>> Start
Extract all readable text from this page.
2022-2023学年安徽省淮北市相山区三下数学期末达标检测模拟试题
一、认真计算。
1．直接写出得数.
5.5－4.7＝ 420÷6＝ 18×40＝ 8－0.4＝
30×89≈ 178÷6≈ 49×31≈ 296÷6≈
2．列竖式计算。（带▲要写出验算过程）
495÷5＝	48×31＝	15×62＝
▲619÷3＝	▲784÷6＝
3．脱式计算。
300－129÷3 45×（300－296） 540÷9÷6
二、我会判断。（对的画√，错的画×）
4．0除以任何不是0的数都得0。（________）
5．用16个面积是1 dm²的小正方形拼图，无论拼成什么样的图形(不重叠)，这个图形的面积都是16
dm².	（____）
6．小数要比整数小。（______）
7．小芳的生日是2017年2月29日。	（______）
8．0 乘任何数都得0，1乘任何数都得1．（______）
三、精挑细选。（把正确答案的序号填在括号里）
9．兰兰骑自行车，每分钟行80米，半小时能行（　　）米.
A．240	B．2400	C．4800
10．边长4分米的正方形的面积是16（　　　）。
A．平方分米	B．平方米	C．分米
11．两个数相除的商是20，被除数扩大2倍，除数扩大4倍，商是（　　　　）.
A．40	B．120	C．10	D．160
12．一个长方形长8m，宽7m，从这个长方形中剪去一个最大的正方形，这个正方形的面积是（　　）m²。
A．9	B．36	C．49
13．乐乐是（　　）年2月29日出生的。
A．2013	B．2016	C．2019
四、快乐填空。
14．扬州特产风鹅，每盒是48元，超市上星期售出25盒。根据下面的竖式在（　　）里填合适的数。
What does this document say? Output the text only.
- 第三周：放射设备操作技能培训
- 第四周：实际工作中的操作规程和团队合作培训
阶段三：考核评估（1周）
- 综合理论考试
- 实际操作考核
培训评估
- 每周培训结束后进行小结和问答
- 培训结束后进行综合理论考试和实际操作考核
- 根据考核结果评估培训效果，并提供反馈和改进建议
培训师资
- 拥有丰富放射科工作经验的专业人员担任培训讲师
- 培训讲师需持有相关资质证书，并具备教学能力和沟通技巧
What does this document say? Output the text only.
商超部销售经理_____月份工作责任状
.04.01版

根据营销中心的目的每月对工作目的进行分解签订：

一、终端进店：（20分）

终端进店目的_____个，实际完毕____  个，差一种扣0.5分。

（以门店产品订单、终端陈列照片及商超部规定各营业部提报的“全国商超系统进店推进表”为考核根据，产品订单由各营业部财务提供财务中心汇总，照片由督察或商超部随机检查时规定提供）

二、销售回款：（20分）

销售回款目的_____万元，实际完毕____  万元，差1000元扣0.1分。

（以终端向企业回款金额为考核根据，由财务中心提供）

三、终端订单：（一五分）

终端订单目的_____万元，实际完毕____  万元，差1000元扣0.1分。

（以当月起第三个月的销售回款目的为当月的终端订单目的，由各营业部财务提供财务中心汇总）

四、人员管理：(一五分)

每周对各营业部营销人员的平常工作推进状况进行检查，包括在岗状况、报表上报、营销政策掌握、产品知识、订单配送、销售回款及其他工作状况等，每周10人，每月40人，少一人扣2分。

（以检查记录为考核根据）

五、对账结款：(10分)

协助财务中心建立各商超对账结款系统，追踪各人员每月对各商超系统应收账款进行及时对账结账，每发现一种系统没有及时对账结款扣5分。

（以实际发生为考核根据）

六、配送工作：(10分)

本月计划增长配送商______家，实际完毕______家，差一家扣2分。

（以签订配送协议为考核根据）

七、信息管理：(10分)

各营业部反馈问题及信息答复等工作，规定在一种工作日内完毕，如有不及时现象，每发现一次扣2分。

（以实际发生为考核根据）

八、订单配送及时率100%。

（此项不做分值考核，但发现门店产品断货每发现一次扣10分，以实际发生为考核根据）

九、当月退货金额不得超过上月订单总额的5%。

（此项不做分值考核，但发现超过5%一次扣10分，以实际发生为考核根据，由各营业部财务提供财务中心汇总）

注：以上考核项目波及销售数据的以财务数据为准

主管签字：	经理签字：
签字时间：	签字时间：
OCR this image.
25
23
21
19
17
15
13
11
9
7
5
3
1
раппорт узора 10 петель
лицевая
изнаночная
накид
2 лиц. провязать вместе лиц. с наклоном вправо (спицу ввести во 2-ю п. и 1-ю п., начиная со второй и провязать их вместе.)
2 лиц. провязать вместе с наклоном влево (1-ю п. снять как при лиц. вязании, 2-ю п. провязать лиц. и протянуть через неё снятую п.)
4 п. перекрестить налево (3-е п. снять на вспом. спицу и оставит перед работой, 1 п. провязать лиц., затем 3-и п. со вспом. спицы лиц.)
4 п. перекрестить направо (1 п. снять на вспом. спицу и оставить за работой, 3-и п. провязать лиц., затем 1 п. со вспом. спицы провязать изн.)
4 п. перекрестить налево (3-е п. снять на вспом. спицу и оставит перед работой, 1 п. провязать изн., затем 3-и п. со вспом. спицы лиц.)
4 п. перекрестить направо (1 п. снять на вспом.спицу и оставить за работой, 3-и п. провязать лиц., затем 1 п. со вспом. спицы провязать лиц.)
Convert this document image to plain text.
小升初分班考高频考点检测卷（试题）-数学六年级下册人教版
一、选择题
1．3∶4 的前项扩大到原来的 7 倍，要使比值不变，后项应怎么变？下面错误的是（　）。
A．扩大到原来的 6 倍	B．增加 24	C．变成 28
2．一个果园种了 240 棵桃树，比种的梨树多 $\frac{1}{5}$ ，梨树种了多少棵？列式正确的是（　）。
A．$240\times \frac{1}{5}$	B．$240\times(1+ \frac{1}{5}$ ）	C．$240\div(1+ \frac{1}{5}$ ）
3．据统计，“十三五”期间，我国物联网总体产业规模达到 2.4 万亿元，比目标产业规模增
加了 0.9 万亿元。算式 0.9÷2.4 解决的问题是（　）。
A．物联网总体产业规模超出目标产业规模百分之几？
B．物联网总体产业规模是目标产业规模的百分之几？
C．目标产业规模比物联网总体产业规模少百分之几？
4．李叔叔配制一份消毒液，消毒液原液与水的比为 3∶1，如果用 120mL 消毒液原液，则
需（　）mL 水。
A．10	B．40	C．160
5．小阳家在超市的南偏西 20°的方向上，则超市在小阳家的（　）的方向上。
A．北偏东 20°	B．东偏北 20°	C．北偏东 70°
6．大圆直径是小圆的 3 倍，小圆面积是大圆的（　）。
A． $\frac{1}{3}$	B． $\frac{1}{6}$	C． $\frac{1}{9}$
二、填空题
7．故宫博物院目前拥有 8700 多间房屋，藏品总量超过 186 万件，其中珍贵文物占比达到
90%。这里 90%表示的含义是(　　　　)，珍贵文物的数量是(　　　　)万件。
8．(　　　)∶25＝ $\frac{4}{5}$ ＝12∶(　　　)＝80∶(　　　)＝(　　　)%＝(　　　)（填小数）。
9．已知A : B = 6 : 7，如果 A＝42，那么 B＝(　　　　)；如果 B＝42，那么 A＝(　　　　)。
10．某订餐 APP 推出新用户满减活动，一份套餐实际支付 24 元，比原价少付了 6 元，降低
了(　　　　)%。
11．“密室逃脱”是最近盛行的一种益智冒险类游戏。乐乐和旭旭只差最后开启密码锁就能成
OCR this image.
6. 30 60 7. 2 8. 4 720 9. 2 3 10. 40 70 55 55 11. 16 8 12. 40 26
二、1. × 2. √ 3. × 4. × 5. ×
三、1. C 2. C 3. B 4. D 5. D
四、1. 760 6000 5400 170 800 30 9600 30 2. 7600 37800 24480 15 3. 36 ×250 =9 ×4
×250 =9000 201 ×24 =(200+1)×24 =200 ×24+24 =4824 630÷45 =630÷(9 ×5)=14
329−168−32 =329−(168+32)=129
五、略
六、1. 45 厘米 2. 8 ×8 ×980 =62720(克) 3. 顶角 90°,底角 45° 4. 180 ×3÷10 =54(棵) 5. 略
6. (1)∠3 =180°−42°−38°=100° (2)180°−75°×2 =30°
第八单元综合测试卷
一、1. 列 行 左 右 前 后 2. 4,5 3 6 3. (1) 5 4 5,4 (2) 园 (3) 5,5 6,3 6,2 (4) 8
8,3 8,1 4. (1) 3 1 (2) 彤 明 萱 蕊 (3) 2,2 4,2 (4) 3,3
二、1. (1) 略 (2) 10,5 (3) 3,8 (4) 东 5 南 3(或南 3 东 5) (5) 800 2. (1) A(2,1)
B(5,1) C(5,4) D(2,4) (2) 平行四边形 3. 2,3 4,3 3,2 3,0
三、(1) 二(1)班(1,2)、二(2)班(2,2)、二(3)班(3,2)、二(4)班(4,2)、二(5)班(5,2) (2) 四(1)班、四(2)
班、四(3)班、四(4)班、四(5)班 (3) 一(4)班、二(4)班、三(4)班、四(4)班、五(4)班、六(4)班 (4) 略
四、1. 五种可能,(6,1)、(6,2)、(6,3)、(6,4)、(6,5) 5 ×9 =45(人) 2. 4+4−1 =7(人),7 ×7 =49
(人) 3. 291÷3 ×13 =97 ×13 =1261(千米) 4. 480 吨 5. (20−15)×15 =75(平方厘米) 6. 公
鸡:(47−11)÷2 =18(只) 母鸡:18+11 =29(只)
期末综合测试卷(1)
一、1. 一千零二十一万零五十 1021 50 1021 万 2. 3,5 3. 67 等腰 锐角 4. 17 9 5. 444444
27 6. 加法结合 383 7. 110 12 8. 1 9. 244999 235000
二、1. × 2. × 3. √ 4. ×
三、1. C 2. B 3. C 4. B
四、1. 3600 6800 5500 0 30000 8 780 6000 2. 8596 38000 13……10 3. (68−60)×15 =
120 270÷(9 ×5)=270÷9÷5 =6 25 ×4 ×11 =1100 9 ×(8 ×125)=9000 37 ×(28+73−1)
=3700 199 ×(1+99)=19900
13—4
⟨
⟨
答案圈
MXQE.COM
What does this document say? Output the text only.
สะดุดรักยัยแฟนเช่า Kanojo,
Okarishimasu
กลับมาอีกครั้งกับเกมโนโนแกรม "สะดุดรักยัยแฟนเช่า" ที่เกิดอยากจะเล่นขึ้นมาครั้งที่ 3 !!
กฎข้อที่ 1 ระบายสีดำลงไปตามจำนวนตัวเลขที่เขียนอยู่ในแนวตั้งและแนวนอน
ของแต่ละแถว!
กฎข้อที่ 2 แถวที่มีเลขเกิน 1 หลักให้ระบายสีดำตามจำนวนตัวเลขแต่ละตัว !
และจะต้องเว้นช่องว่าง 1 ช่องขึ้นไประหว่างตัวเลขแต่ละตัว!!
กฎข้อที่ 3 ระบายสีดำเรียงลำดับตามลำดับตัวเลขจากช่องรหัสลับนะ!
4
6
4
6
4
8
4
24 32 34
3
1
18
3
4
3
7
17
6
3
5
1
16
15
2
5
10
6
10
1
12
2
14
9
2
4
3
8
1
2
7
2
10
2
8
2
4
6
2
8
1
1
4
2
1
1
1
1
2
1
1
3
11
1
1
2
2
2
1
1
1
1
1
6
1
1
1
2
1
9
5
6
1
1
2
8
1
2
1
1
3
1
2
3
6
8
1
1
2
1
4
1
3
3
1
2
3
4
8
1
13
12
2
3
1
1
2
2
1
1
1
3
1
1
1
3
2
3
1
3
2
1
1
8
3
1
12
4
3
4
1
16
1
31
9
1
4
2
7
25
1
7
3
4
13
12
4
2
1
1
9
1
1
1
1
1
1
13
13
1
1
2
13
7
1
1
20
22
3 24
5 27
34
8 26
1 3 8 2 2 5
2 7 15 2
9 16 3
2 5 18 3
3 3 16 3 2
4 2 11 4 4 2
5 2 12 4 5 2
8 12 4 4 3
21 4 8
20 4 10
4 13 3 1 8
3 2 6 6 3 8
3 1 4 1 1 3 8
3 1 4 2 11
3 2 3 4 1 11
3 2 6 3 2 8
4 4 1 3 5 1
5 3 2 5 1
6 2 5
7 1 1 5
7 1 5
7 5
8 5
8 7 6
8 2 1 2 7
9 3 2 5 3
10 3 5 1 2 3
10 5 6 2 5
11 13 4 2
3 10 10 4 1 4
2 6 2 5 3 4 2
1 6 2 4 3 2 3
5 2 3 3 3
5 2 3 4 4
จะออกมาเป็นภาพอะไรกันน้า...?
>> End
● Given problem
Locate all lines that include the word "направо" and copy them out.

● The reply
4 п. перекрестить направо (1 п. снять на вспом. спицу и оставить за работой, 3-и п. провязать лиц., затем 1 п. со вспом. спицы провязать изн.)
4 п. перекрестить направо (1 п. снять на вспом.спицу и оставить за работой, 3-и п. провязать лиц., затем 1 п. со вспом. спицы провязать лиц.)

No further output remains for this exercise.